> Work instructions: Reproduce every row from the one containing "pump-fuel-type: 98#汽油 bbox=[243, 343, 322, 365]" down to the one containing "fuel-pump-card[interactable]: 5 89#汽油", both included, with no changes.

> Entries supplied:
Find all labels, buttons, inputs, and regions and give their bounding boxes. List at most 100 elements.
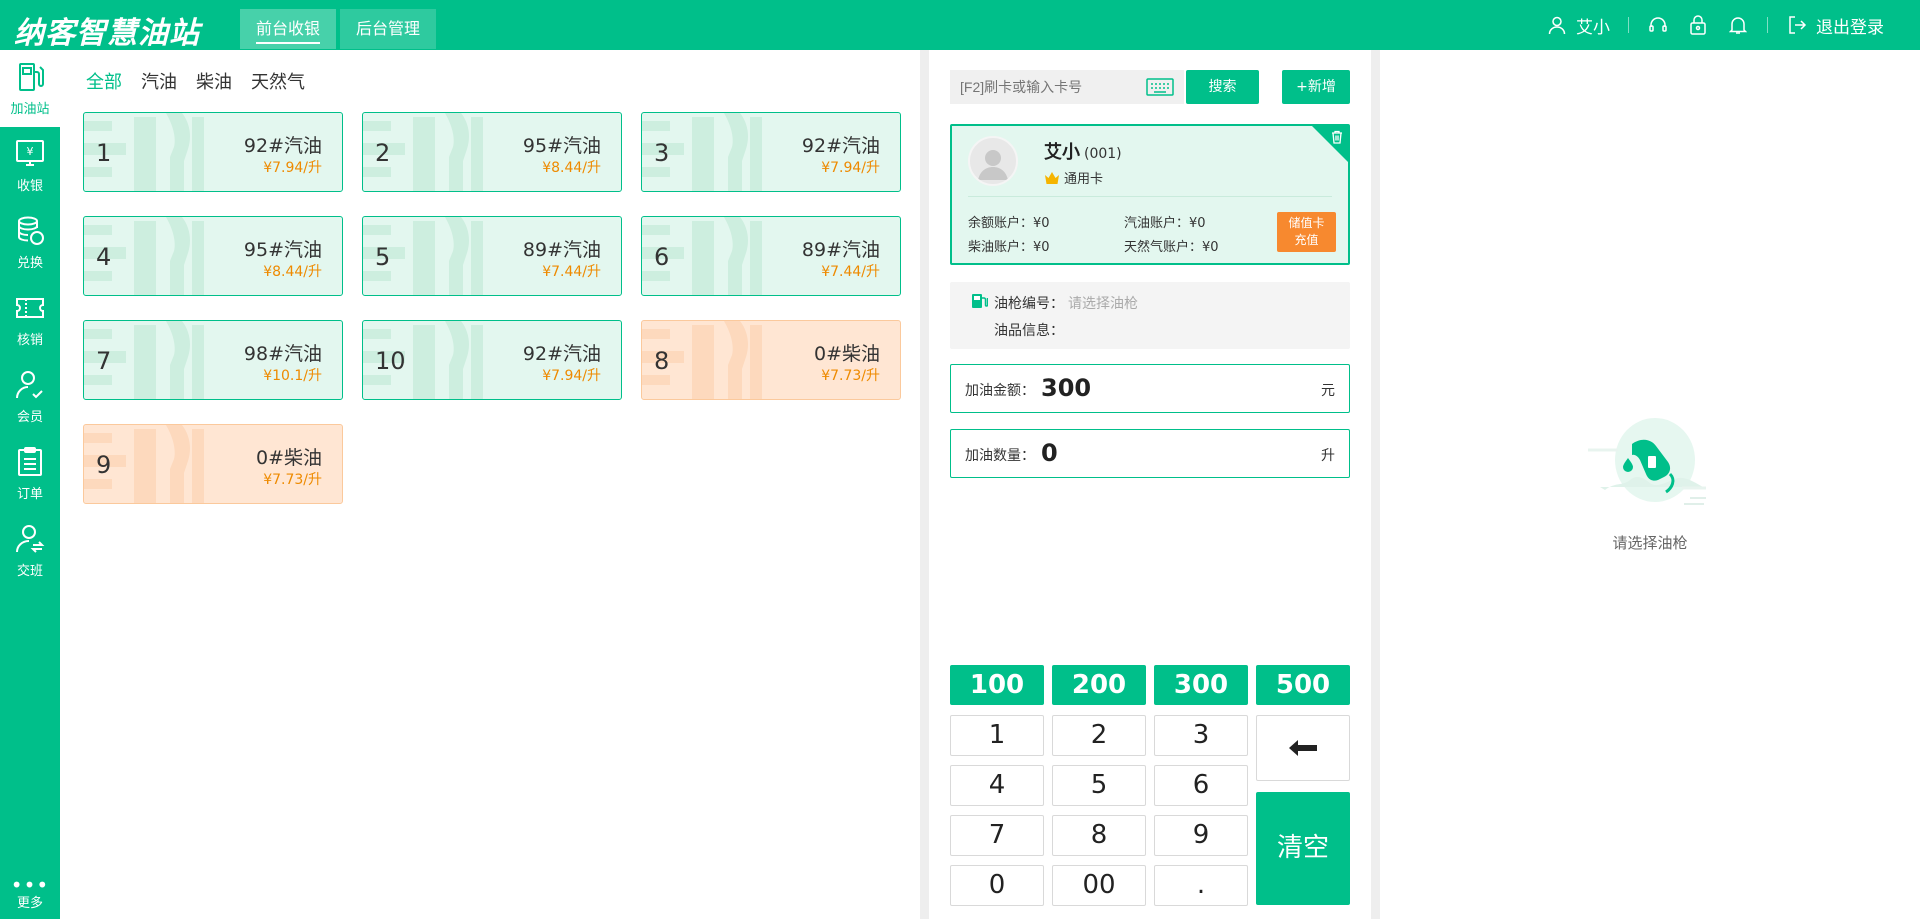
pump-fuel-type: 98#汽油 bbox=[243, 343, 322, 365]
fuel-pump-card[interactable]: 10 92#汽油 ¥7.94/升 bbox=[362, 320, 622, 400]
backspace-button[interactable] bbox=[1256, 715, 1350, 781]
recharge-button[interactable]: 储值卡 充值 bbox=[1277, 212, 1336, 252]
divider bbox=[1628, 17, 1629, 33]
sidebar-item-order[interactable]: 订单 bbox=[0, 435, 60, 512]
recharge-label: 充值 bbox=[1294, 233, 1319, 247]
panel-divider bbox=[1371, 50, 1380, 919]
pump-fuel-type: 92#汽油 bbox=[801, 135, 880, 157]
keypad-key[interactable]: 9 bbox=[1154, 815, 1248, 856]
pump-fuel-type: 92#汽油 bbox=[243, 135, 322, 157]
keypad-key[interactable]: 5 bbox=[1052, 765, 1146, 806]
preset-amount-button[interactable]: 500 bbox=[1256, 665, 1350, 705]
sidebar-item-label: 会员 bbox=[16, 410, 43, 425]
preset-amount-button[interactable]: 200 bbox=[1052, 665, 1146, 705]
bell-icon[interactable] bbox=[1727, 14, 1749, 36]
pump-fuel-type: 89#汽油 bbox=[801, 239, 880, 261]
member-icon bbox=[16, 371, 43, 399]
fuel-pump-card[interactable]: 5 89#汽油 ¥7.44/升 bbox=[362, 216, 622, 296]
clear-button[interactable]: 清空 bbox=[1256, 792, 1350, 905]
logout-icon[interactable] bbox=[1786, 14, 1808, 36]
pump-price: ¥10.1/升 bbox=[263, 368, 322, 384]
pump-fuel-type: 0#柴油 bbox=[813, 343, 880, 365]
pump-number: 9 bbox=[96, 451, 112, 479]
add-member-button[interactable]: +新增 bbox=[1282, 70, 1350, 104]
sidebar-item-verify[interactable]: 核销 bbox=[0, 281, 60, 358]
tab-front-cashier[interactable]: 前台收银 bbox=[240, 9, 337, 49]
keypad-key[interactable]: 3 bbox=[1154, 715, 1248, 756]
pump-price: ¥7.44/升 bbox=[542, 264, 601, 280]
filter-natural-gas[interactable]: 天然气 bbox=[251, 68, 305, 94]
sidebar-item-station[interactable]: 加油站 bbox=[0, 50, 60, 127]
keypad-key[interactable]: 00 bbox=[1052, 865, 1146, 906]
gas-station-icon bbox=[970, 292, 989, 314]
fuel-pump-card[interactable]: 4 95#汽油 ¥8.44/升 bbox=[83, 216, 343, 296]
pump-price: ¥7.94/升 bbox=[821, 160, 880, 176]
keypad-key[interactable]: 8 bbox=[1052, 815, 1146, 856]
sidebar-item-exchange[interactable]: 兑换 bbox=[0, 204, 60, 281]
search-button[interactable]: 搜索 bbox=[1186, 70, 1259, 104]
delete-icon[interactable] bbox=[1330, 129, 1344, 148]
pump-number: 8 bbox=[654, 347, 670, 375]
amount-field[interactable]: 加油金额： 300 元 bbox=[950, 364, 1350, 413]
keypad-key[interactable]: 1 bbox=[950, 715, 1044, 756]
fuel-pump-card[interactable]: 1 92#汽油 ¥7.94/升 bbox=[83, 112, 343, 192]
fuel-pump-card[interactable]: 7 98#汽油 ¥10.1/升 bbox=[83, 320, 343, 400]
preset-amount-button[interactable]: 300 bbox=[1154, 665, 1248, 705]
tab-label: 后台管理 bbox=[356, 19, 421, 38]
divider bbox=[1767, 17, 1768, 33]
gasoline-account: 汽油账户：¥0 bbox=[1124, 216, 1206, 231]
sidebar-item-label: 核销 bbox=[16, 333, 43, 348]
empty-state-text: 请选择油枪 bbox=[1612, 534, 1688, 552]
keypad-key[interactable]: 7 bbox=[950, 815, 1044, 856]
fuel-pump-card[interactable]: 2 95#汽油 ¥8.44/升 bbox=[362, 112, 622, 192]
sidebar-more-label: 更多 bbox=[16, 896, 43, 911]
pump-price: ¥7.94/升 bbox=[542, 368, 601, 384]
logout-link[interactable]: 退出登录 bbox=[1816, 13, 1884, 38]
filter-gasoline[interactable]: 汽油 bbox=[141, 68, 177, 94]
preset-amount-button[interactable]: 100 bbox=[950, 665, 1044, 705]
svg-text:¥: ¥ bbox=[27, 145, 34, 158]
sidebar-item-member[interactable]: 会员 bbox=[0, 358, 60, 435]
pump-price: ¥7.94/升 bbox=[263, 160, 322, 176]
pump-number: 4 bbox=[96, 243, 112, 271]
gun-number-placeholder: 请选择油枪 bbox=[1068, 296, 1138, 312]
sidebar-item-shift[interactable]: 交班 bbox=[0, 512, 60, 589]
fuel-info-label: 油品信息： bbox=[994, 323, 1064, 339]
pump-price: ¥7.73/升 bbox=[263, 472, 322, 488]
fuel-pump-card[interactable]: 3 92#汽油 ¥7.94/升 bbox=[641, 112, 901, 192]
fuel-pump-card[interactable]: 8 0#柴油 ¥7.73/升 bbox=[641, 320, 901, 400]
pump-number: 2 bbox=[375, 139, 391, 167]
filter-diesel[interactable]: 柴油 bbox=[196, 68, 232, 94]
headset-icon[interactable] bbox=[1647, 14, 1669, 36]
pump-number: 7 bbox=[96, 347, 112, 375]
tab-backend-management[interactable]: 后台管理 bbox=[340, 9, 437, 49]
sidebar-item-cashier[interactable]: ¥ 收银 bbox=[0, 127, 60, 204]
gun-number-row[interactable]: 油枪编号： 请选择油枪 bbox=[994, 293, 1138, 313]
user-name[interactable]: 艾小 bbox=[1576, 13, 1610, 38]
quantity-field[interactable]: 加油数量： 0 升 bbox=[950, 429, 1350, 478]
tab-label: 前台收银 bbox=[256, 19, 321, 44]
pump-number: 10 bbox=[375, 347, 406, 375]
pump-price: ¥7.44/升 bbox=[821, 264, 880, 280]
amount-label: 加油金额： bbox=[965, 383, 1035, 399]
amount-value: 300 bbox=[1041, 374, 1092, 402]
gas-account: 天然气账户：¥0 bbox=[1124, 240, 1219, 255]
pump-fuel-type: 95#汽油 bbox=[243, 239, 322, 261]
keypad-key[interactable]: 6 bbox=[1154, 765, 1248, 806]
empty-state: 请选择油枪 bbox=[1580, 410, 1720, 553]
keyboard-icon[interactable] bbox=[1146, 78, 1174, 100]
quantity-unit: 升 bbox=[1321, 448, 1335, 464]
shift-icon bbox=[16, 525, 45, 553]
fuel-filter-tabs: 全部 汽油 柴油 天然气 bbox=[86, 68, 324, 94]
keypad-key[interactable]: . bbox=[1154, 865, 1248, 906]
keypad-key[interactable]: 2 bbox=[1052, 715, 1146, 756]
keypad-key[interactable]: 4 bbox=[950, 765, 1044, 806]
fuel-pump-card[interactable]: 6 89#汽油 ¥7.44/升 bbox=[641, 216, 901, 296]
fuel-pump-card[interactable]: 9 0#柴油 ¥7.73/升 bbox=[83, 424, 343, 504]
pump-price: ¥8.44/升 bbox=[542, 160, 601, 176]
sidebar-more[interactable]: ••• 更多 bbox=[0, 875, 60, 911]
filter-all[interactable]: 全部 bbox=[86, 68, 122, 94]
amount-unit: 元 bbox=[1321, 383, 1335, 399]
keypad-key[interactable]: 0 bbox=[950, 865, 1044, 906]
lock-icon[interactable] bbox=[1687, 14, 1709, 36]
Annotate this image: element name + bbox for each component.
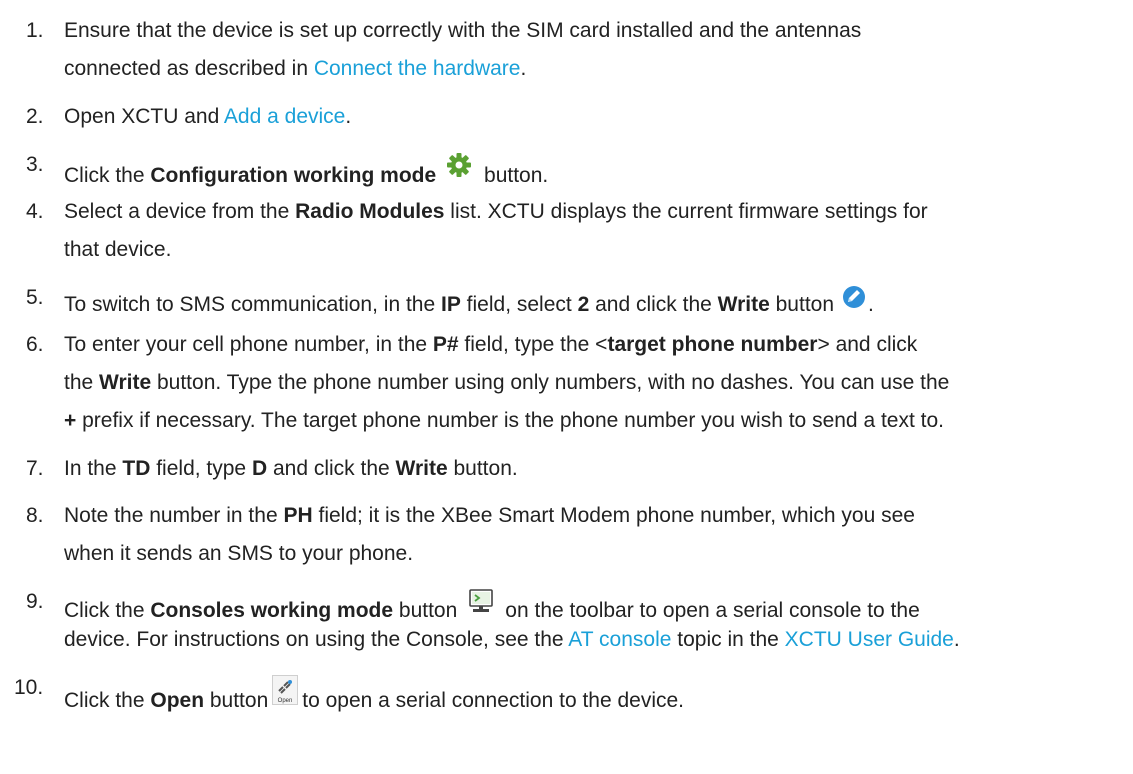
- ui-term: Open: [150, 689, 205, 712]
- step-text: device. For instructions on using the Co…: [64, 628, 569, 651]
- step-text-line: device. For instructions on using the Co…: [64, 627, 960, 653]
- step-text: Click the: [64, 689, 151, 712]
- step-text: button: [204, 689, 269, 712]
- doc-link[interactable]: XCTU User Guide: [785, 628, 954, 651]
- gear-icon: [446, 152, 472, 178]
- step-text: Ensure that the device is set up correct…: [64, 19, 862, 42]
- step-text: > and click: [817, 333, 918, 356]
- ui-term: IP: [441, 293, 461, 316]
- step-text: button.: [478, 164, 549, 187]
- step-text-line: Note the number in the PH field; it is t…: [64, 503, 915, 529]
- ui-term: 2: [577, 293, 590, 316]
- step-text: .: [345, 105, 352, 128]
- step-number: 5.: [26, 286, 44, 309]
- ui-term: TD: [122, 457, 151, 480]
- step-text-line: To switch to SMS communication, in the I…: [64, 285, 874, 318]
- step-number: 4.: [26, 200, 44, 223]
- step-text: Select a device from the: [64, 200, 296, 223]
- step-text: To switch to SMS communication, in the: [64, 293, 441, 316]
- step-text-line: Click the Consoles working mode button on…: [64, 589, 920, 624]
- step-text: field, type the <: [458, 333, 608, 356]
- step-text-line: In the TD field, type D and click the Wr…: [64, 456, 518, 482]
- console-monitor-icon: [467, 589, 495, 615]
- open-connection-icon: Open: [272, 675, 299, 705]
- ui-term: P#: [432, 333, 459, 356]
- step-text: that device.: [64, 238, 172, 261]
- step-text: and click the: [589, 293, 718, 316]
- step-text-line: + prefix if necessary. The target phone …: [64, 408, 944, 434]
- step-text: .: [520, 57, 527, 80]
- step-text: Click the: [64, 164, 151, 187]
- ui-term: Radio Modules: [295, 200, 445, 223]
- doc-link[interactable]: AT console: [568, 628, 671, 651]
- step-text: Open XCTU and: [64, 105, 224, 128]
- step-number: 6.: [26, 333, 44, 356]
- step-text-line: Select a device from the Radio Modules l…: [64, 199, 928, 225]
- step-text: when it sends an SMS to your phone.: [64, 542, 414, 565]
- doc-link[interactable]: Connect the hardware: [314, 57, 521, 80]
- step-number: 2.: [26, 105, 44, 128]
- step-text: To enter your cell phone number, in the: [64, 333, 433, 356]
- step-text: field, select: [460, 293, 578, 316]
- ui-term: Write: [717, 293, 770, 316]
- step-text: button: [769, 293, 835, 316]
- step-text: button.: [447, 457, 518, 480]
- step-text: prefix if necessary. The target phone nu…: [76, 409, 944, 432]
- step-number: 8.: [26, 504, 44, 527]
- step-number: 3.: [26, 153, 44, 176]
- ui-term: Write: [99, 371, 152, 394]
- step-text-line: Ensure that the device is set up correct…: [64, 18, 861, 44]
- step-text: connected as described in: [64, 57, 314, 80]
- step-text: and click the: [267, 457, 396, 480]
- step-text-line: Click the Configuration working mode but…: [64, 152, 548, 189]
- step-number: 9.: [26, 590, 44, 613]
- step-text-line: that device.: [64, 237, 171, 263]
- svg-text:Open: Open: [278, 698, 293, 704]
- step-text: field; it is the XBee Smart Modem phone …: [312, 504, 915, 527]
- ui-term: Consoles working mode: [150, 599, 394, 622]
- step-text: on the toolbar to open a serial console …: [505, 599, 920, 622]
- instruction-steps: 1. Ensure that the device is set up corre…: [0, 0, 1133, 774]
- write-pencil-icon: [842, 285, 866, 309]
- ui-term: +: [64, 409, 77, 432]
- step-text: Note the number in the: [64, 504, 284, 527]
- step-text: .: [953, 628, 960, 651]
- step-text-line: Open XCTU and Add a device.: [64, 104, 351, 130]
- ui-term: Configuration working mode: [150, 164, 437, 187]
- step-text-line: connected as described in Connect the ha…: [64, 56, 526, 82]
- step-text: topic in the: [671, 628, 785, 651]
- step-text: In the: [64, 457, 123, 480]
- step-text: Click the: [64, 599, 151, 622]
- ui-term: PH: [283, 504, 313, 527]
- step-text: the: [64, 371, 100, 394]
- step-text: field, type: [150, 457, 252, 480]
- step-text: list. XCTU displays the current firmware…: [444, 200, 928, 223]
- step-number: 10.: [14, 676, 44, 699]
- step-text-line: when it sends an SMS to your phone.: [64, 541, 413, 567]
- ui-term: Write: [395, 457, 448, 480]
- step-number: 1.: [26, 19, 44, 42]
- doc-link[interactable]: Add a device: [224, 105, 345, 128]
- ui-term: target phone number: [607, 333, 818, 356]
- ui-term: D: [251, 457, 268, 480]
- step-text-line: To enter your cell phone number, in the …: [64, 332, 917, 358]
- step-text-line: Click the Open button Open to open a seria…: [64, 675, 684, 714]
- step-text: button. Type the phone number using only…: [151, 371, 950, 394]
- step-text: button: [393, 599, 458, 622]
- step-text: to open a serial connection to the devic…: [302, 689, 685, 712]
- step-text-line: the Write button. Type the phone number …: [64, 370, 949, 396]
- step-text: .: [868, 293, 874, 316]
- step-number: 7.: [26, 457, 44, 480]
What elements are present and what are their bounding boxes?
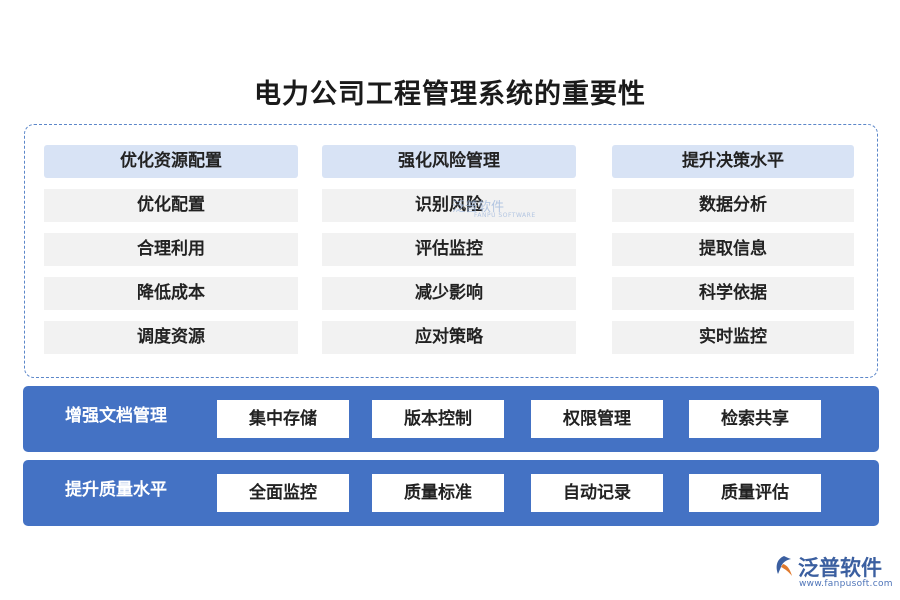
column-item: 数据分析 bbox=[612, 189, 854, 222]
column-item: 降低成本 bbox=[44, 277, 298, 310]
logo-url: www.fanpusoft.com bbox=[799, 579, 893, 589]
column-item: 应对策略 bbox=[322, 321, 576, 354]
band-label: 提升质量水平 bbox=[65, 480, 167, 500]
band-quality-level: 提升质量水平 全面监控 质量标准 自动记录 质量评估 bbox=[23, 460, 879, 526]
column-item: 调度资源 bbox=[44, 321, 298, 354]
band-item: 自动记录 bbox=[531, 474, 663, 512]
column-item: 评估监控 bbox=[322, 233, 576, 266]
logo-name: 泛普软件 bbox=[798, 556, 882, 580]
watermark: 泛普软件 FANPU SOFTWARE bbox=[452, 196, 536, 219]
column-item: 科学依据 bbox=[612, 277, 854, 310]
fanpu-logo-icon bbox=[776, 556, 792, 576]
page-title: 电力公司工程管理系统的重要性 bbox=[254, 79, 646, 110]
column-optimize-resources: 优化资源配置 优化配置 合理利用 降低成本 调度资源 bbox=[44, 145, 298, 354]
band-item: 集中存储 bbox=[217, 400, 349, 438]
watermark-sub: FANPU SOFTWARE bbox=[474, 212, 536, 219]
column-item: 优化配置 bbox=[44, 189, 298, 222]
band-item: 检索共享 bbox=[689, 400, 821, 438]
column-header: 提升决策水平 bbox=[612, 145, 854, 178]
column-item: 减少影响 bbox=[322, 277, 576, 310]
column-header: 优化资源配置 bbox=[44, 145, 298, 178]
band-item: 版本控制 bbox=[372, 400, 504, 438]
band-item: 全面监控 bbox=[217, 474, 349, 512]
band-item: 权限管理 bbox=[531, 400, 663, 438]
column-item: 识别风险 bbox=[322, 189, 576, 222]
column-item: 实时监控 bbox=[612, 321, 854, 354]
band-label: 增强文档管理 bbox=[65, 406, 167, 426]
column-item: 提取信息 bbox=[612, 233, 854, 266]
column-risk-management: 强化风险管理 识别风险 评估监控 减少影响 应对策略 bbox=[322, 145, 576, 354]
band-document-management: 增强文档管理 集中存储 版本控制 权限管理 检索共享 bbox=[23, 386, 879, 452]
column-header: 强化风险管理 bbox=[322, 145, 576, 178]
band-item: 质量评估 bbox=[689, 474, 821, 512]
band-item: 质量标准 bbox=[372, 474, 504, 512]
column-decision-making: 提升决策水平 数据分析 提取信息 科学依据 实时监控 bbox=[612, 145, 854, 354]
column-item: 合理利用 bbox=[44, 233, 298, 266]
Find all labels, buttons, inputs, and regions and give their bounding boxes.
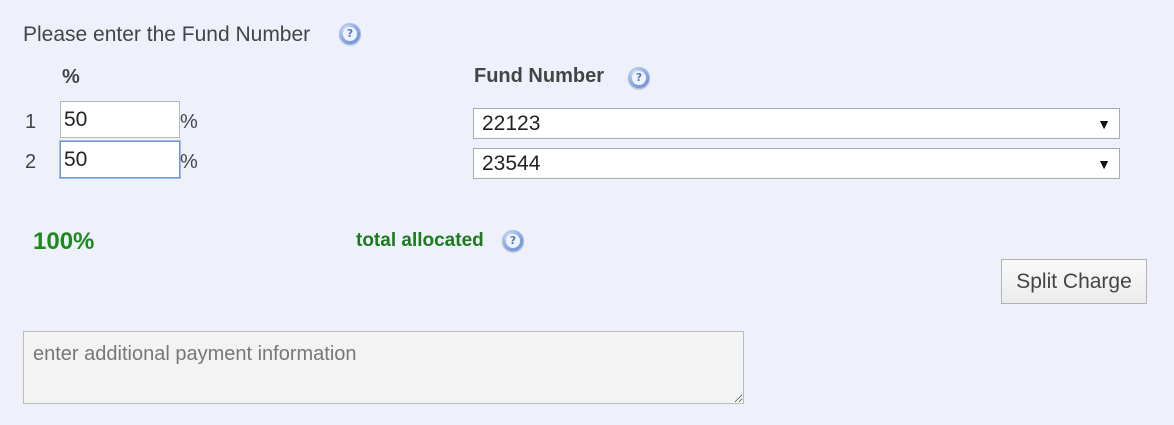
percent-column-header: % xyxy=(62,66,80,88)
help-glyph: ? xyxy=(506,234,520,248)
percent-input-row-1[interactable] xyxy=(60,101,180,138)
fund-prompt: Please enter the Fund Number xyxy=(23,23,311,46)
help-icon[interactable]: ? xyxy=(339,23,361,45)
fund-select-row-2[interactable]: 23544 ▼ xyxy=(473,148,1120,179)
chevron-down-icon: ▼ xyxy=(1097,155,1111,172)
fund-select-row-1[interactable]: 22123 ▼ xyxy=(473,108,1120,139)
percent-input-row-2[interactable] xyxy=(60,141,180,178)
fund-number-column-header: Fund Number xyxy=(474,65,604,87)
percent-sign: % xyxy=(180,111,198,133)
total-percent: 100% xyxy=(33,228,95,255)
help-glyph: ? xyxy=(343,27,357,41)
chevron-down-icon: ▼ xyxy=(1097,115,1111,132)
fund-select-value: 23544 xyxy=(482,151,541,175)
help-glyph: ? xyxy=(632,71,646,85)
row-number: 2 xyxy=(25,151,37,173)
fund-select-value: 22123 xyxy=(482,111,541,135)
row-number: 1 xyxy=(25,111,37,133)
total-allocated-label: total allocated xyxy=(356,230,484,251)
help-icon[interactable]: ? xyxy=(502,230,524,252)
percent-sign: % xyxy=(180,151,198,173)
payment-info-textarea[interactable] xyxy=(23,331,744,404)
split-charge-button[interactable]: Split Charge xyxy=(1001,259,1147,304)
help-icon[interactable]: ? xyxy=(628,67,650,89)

> The result:
pump-fuel-type: 98#汽油 bbox=[243, 343, 322, 365]
fuel-pump-card[interactable]: 10 92#汽油 ¥7.94/升 bbox=[362, 320, 622, 400]
backspace-button[interactable] bbox=[1256, 715, 1350, 781]
recharge-button[interactable]: 储值卡 充值 bbox=[1277, 212, 1336, 252]
divider bbox=[1628, 17, 1629, 33]
sidebar-item-order[interactable]: 订单 bbox=[0, 435, 60, 512]
recharge-label: 充值 bbox=[1294, 233, 1319, 247]
panel-divider bbox=[1371, 50, 1380, 919]
pump-fuel-type: 92#汽油 bbox=[801, 135, 880, 157]
keypad-key[interactable]: 9 bbox=[1154, 815, 1248, 856]
pump-fuel-type: 92#汽油 bbox=[243, 135, 322, 157]
keypad-key[interactable]: 5 bbox=[1052, 765, 1146, 806]
preset-amount-button[interactable]: 500 bbox=[1256, 665, 1350, 705]
sidebar-item-label: 会员 bbox=[16, 410, 43, 425]
preset-amount-button[interactable]: 200 bbox=[1052, 665, 1146, 705]
bell-icon[interactable] bbox=[1727, 14, 1749, 36]
pump-fuel-type: 89#汽油 bbox=[801, 239, 880, 261]
member-icon bbox=[16, 371, 43, 399]
fuel-pump-card[interactable]: 5 89#汽油 ¥7.44/升 bbox=[362, 216, 622, 296]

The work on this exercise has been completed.